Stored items
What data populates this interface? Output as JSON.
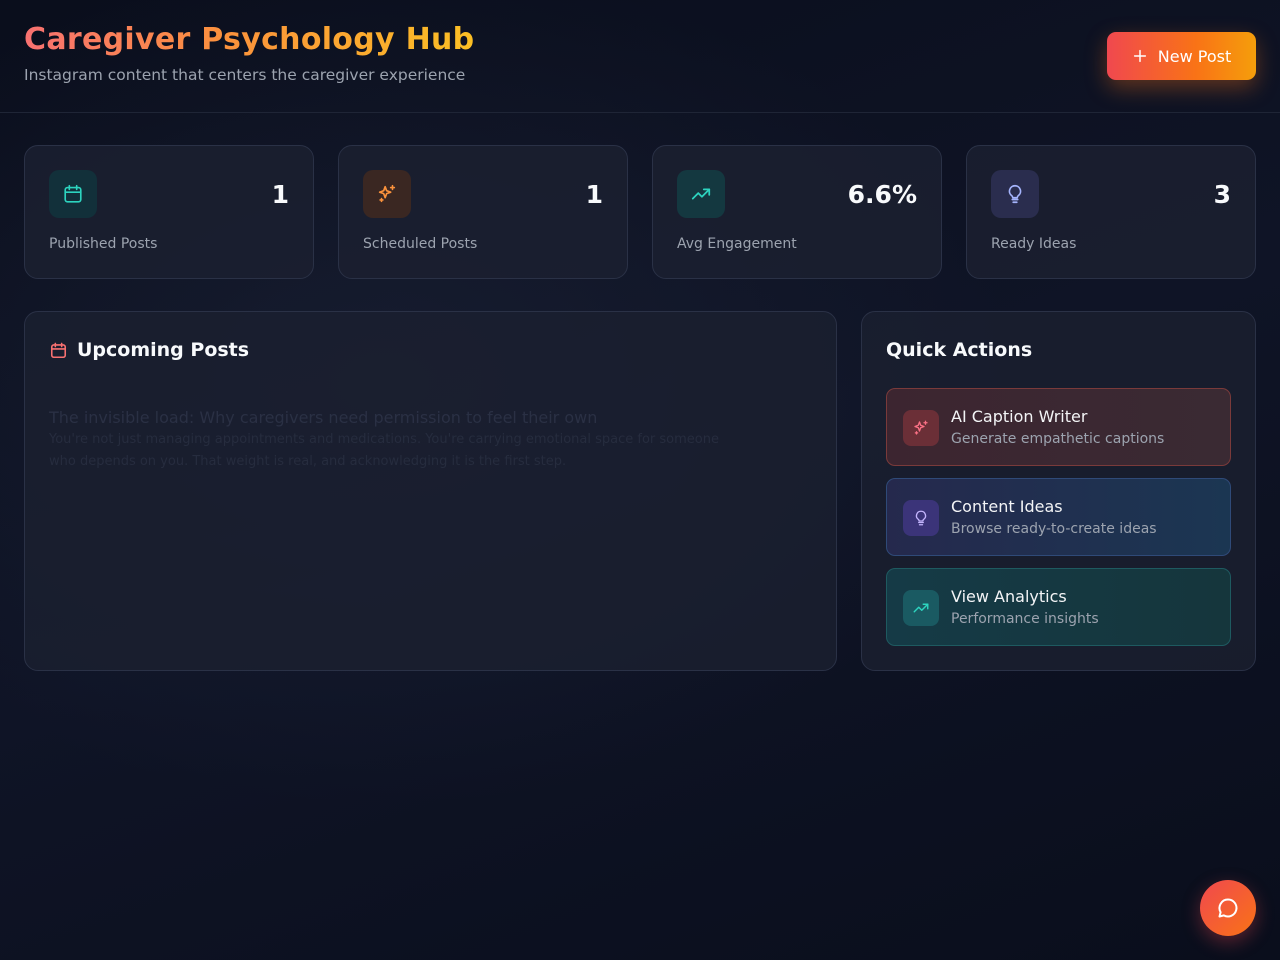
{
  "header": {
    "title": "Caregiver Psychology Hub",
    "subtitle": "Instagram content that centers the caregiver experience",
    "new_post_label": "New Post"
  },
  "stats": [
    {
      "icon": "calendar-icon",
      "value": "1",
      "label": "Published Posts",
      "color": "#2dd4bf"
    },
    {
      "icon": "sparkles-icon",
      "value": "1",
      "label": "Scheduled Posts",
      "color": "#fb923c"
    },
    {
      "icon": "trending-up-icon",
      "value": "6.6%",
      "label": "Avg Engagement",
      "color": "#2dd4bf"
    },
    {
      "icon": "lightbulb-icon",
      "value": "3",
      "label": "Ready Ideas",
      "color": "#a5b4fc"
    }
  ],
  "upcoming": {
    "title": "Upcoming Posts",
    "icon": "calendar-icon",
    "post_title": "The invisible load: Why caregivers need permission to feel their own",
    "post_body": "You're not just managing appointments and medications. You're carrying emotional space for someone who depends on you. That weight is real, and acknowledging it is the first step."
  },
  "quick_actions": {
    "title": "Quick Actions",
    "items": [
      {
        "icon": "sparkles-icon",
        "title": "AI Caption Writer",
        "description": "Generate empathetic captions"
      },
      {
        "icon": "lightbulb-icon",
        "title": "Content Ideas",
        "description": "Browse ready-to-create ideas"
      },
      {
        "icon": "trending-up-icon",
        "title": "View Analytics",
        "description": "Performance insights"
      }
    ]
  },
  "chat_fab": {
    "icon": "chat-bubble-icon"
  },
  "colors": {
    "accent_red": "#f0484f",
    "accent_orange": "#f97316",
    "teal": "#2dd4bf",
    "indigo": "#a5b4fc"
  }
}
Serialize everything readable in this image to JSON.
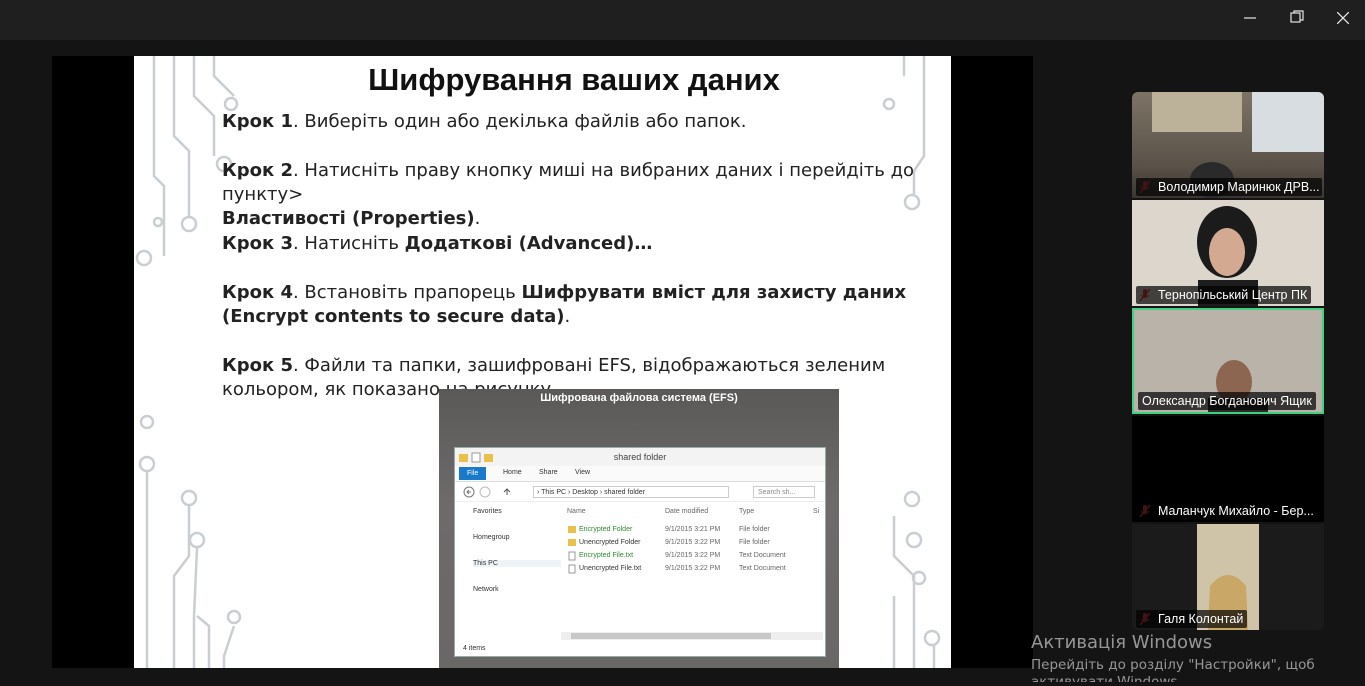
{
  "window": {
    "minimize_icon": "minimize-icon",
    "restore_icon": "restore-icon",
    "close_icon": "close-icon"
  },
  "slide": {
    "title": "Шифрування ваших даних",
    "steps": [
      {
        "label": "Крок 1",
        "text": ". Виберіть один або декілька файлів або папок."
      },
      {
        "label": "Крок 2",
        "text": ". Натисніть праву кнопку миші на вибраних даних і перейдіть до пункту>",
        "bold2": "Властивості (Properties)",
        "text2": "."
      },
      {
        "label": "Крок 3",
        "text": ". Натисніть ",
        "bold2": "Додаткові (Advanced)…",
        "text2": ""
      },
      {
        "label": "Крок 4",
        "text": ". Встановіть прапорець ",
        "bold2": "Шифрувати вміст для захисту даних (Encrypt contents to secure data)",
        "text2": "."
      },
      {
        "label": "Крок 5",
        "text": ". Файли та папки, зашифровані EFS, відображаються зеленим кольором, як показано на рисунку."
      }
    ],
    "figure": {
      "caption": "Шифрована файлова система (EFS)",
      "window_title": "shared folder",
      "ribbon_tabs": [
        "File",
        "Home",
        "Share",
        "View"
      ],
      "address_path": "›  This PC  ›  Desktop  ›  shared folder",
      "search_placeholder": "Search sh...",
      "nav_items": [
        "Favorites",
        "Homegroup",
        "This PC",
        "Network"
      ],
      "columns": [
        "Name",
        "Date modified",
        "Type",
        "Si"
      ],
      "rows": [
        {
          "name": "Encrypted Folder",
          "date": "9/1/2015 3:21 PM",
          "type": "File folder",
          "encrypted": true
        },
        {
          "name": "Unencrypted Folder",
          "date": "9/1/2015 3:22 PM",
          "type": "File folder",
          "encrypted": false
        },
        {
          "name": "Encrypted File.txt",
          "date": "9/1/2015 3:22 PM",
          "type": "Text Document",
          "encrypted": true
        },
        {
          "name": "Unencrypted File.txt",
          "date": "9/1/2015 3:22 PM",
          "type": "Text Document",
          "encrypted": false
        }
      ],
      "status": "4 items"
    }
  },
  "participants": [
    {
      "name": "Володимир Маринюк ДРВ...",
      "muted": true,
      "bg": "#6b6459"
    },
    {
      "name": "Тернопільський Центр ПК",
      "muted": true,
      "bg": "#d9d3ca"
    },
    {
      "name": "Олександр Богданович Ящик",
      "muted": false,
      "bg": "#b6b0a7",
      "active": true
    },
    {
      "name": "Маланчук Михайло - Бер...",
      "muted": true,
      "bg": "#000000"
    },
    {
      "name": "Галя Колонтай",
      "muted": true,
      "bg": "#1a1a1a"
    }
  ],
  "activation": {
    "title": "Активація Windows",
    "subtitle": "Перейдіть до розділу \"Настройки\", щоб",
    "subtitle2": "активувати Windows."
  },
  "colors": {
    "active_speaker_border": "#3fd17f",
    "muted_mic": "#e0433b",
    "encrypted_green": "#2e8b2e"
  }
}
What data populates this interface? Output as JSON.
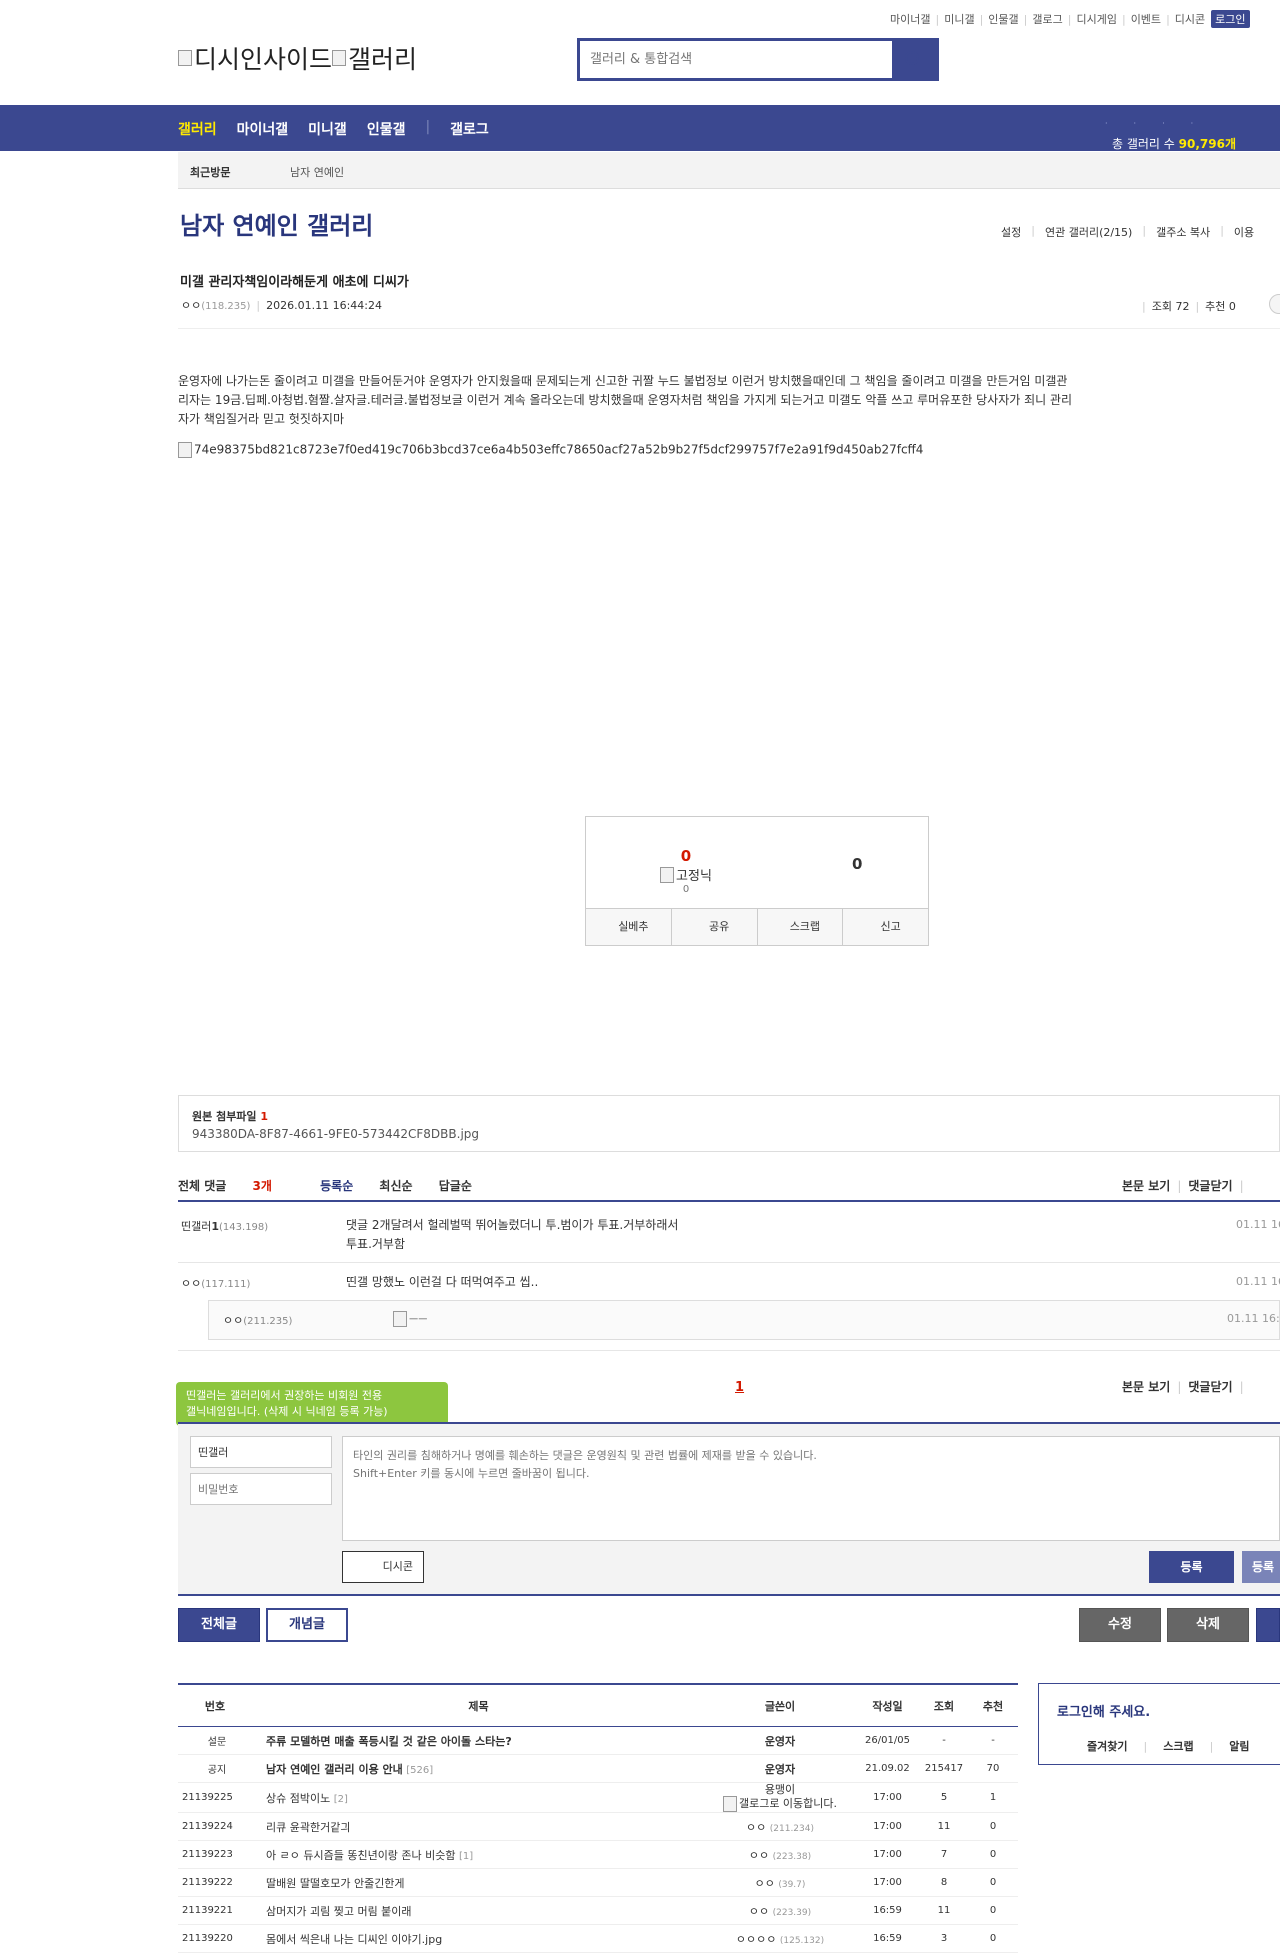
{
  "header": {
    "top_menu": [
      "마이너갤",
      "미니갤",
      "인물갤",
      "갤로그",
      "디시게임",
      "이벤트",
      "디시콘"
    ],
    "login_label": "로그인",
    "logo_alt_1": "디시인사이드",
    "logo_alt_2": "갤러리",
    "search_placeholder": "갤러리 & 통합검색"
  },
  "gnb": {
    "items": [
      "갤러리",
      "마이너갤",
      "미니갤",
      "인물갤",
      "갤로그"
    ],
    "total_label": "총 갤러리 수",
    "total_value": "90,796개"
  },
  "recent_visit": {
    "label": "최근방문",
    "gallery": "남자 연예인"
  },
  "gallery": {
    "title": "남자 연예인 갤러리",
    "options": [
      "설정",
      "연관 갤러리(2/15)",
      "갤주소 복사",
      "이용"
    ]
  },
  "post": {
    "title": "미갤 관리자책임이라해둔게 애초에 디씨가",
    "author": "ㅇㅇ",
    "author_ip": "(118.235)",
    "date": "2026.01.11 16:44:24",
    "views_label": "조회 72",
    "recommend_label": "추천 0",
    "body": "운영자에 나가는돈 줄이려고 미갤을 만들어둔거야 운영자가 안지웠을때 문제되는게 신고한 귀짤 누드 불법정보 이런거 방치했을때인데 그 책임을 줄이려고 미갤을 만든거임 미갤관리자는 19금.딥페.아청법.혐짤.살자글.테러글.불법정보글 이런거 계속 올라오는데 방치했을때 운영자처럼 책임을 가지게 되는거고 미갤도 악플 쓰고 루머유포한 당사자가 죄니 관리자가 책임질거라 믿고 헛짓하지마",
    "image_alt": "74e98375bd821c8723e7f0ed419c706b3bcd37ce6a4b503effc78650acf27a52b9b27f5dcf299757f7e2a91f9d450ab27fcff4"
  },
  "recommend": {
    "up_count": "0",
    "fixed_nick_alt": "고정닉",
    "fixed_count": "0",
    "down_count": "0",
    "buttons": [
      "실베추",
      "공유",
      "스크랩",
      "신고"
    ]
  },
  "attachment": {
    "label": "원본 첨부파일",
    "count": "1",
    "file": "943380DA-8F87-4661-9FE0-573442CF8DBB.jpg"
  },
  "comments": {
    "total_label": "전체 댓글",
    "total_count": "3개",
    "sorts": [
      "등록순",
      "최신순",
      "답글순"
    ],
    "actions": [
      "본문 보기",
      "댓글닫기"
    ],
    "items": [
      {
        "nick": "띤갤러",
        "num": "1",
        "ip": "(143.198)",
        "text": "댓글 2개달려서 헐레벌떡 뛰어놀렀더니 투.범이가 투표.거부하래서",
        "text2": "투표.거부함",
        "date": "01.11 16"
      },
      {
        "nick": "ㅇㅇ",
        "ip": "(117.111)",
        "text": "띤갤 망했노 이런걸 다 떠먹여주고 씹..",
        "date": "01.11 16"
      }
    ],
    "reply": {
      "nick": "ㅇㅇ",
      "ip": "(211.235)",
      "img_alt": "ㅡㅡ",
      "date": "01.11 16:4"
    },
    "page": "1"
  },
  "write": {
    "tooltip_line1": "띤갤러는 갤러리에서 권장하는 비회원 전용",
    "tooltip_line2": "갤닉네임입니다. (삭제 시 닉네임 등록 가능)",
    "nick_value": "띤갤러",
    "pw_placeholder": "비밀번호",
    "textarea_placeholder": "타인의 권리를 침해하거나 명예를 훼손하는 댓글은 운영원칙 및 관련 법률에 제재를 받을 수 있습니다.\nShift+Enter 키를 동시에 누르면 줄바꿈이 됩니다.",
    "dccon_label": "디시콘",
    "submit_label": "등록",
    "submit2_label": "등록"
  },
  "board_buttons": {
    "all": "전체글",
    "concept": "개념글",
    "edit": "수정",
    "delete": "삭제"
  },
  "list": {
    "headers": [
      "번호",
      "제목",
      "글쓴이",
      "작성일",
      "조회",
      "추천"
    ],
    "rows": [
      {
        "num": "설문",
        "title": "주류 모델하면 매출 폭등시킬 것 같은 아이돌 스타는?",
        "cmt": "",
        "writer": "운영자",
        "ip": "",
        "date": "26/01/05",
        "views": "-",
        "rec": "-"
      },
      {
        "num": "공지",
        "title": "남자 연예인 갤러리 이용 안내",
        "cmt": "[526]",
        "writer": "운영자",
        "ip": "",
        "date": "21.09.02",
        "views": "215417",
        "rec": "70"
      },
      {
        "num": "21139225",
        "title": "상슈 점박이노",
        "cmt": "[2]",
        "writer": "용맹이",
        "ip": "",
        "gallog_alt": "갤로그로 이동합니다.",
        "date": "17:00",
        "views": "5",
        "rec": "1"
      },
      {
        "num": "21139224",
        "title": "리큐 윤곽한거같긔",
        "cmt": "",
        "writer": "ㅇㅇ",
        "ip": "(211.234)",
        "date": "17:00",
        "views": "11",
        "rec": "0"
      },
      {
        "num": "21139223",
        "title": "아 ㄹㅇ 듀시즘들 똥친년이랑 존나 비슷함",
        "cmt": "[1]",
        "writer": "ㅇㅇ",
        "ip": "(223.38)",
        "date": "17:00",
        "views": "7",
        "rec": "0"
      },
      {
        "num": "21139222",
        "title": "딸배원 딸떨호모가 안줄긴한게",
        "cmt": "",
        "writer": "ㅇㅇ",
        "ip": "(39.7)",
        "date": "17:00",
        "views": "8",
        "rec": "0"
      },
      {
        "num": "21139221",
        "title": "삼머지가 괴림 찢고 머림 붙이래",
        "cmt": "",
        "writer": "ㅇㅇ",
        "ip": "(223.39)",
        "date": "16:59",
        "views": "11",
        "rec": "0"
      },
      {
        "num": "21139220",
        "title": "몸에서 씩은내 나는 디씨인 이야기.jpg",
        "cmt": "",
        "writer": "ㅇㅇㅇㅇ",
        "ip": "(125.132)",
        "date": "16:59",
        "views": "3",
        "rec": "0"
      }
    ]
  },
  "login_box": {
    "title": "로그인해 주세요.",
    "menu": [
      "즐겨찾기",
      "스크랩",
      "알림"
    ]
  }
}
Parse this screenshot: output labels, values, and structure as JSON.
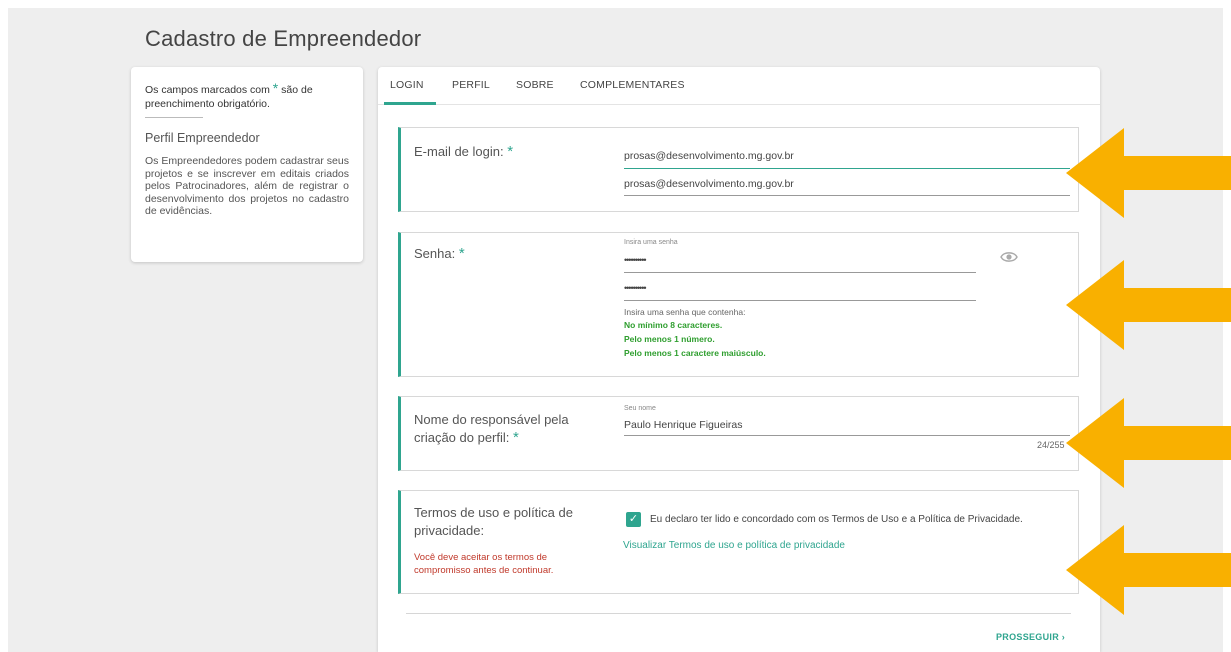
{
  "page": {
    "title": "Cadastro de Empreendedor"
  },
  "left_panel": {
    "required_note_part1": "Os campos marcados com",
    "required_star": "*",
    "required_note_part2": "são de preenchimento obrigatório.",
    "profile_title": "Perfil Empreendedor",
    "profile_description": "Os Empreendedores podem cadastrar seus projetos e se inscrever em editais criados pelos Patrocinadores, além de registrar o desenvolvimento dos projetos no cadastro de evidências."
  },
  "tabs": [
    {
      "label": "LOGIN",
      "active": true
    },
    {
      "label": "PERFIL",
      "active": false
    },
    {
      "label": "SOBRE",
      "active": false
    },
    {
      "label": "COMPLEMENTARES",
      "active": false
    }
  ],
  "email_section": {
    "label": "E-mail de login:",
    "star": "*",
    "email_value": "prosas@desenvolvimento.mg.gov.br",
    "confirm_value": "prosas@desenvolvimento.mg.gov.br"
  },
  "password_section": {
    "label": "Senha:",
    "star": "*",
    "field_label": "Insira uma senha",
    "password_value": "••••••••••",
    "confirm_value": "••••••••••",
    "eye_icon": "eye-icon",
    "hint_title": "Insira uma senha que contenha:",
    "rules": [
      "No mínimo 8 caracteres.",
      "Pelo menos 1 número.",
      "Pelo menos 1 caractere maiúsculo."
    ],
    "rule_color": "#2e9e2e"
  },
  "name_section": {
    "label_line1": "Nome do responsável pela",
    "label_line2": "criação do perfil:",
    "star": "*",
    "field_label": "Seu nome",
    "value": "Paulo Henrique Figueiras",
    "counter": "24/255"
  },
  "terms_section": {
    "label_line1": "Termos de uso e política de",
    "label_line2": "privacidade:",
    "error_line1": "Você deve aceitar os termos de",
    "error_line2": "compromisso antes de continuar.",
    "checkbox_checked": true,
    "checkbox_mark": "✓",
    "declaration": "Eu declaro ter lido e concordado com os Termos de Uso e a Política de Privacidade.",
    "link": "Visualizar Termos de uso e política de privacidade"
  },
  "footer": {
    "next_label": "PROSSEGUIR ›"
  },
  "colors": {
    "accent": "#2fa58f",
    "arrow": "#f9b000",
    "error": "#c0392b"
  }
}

=== WHAT NEEDS TO BE DONE ===
Pick out each line that holds the string "lightbulb".

=== EXERCISE RESULT ===
      "icon": "lightbulb-icon",
        "icon": "lightbulb-icon",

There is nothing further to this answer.